# [Do this]
Return all lines where the word "title" can be found.

Collected data entries:
○ ○ ○
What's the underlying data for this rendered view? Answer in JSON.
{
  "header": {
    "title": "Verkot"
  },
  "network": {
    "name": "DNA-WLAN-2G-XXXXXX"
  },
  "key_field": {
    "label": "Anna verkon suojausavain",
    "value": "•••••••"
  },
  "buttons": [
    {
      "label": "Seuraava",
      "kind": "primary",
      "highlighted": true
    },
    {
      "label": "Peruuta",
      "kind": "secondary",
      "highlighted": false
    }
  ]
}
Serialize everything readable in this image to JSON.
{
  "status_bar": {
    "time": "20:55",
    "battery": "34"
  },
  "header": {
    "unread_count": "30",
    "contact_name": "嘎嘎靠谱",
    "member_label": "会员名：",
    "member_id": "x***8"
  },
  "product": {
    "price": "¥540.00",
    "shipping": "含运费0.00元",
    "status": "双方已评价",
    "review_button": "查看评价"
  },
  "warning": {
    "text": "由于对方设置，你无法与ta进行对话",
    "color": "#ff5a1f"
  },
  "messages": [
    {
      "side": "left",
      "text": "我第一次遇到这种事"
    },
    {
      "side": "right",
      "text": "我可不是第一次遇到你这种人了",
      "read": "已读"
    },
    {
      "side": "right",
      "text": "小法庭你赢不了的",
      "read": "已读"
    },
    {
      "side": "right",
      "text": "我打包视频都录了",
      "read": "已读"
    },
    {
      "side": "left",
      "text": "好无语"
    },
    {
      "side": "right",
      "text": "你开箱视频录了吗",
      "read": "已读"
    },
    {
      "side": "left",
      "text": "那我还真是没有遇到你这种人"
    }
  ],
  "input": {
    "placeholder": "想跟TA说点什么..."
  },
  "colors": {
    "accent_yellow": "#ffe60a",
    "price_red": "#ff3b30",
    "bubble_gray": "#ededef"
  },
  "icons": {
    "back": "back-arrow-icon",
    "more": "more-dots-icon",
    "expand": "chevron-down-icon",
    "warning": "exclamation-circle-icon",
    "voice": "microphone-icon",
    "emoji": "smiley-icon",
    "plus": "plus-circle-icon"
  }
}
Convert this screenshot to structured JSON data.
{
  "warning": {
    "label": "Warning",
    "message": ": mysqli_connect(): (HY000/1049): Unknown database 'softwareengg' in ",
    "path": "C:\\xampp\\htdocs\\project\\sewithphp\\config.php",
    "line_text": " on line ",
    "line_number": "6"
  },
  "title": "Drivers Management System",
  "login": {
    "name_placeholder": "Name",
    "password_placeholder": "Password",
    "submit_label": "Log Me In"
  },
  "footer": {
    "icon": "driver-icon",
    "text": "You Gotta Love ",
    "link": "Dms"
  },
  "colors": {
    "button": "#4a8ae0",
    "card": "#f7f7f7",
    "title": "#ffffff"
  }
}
○ ○ ○
# [Written response]
    "title": "Verkot"
  "title": "Drivers Management System",
    "title": "#ffffff"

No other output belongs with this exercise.